Task brief:
Reproduce all entries word for word.

Raw data:
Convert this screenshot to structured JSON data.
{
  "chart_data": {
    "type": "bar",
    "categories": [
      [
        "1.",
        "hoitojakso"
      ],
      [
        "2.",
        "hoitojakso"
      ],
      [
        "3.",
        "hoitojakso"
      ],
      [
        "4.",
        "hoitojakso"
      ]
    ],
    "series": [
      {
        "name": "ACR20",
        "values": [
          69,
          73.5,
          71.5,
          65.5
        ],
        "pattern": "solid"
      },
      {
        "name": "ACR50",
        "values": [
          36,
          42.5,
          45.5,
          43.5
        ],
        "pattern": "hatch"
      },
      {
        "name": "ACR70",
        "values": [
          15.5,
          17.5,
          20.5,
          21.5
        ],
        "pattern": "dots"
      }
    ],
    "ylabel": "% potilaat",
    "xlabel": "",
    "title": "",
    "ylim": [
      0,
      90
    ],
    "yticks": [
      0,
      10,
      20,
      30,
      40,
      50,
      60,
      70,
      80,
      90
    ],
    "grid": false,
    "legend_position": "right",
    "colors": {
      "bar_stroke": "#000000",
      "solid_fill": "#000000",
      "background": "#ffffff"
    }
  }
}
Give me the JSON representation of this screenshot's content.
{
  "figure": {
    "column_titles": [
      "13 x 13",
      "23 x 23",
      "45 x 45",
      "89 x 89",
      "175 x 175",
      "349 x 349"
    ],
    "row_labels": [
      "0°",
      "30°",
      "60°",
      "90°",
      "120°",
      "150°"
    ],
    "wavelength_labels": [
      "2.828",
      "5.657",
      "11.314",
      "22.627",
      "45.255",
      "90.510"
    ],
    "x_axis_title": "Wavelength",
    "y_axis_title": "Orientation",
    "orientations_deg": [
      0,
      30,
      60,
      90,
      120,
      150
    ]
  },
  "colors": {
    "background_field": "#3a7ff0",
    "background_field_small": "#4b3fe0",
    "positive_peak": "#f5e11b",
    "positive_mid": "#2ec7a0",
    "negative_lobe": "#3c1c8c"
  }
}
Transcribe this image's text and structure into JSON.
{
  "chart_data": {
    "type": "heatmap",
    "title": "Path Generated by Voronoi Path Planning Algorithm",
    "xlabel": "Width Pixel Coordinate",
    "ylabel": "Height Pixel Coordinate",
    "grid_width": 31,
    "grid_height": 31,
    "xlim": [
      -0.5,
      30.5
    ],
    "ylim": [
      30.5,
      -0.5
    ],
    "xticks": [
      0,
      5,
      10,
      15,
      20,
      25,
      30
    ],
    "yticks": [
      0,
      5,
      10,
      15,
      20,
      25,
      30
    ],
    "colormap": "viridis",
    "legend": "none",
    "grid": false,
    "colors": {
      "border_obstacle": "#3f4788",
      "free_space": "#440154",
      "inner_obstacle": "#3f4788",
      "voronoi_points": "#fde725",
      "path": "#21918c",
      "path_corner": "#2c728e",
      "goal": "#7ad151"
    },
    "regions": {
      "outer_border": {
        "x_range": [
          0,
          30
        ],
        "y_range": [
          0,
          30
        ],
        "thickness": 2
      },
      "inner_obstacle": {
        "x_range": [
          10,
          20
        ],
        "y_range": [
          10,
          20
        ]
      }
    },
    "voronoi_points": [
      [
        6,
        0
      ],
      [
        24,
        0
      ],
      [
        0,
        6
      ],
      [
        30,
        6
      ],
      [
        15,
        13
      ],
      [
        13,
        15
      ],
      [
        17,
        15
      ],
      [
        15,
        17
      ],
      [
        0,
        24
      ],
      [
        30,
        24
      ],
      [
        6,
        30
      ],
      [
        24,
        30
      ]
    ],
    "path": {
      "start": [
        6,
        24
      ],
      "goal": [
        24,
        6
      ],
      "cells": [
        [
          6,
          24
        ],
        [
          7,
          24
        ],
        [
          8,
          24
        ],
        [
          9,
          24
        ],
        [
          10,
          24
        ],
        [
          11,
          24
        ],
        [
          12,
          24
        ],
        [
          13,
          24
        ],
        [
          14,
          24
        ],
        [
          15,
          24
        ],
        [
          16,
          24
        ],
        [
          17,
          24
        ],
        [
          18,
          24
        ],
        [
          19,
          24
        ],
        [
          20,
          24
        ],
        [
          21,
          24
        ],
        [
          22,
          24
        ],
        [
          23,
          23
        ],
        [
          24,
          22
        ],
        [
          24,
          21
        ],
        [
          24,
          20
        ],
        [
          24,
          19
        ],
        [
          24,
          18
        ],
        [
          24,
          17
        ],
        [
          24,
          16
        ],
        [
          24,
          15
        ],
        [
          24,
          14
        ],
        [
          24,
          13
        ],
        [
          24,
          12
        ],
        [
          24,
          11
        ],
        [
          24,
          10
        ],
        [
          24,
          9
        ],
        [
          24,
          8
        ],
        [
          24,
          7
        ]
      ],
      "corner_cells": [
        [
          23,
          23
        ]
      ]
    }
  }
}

Solution to this exercise:
Convert this screenshot to structured JSON data.
{
  "chart_data": {
    "type": "bar",
    "categories": [
      [
        "1.",
        "hoitojakso"
      ],
      [
        "2.",
        "hoitojakso"
      ],
      [
        "3.",
        "hoitojakso"
      ],
      [
        "4.",
        "hoitojakso"
      ]
    ],
    "series": [
      {
        "name": "ACR20",
        "values": [
          69,
          73.5,
          71.5,
          65.5
        ],
        "pattern": "solid"
      },
      {
        "name": "ACR50",
        "values": [
          36,
          42.5,
          45.5,
          43.5
        ],
        "pattern": "hatch"
      },
      {
        "name": "ACR70",
        "values": [
          15.5,
          17.5,
          20.5,
          21.5
        ],
        "pattern": "dots"
      }
    ],
    "ylabel": "% potilaat",
    "xlabel": "",
    "title": "",
    "ylim": [
      0,
      90
    ],
    "yticks": [
      0,
      10,
      20,
      30,
      40,
      50,
      60,
      70,
      80,
      90
    ],
    "grid": false,
    "legend_position": "right",
    "colors": {
      "bar_stroke": "#000000",
      "solid_fill": "#000000",
      "background": "#ffffff"
    }
  }
}
Give me the JSON representation of this screenshot's content.
{
  "figure": {
    "column_titles": [
      "13 x 13",
      "23 x 23",
      "45 x 45",
      "89 x 89",
      "175 x 175",
      "349 x 349"
    ],
    "row_labels": [
      "0°",
      "30°",
      "60°",
      "90°",
      "120°",
      "150°"
    ],
    "wavelength_labels": [
      "2.828",
      "5.657",
      "11.314",
      "22.627",
      "45.255",
      "90.510"
    ],
    "x_axis_title": "Wavelength",
    "y_axis_title": "Orientation",
    "orientations_deg": [
      0,
      30,
      60,
      90,
      120,
      150
    ]
  },
  "colors": {
    "background_field": "#3a7ff0",
    "background_field_small": "#4b3fe0",
    "positive_peak": "#f5e11b",
    "positive_mid": "#2ec7a0",
    "negative_lobe": "#3c1c8c"
  }
}
Transcribe this image's text and structure into JSON.
{
  "chart_data": {
    "type": "heatmap",
    "title": "Path Generated by Voronoi Path Planning Algorithm",
    "xlabel": "Width Pixel Coordinate",
    "ylabel": "Height Pixel Coordinate",
    "grid_width": 31,
    "grid_height": 31,
    "xlim": [
      -0.5,
      30.5
    ],
    "ylim": [
      30.5,
      -0.5
    ],
    "xticks": [
      0,
      5,
      10,
      15,
      20,
      25,
      30
    ],
    "yticks": [
      0,
      5,
      10,
      15,
      20,
      25,
      30
    ],
    "colormap": "viridis",
    "legend": "none",
    "grid": false,
    "colors": {
      "border_obstacle": "#3f4788",
      "free_space": "#440154",
      "inner_obstacle": "#3f4788",
      "voronoi_points": "#fde725",
      "path": "#21918c",
      "path_corner": "#2c728e",
      "goal": "#7ad151"
    },
    "regions": {
      "outer_border": {
        "x_range": [
          0,
          30
        ],
        "y_range": [
          0,
          30
        ],
        "thickness": 2
      },
      "inner_obstacle": {
        "x_range": [
          10,
          20
        ],
        "y_range": [
          10,
          20
        ]
      }
    },
    "voronoi_points": [
      [
        6,
        0
      ],
      [
        24,
        0
      ],
      [
        0,
        6
      ],
      [
        30,
        6
      ],
      [
        15,
        13
      ],
      [
        13,
        15
      ],
      [
        17,
        15
      ],
      [
        15,
        17
      ],
      [
        0,
        24
      ],
      [
        30,
        24
      ],
      [
        6,
        30
      ],
      [
        24,
        30
      ]
    ],
    "path": {
      "start": [
        6,
        24
      ],
      "goal": [
        24,
        6
      ],
      "cells": [
        [
          6,
          24
        ],
        [
          7,
          24
        ],
        [
          8,
          24
        ],
        [
          9,
          24
        ],
        [
          10,
          24
        ],
        [
          11,
          24
        ],
        [
          12,
          24
        ],
        [
          13,
          24
        ],
        [
          14,
          24
        ],
        [
          15,
          24
        ],
        [
          16,
          24
        ],
        [
          17,
          24
        ],
        [
          18,
          24
        ],
        [
          19,
          24
        ],
        [
          20,
          24
        ],
        [
          21,
          24
        ],
        [
          22,
          24
        ],
        [
          23,
          23
        ],
        [
          24,
          22
        ],
        [
          24,
          21
        ],
        [
          24,
          20
        ],
        [
          24,
          19
        ],
        [
          24,
          18
        ],
        [
          24,
          17
        ],
        [
          24,
          16
        ],
        [
          24,
          15
        ],
        [
          24,
          14
        ],
        [
          24,
          13
        ],
        [
          24,
          12
        ],
        [
          24,
          11
        ],
        [
          24,
          10
        ],
        [
          24,
          9
        ],
        [
          24,
          8
        ],
        [
          24,
          7
        ]
      ],
      "corner_cells": [
        [
          23,
          23
        ]
      ]
    }
  }
}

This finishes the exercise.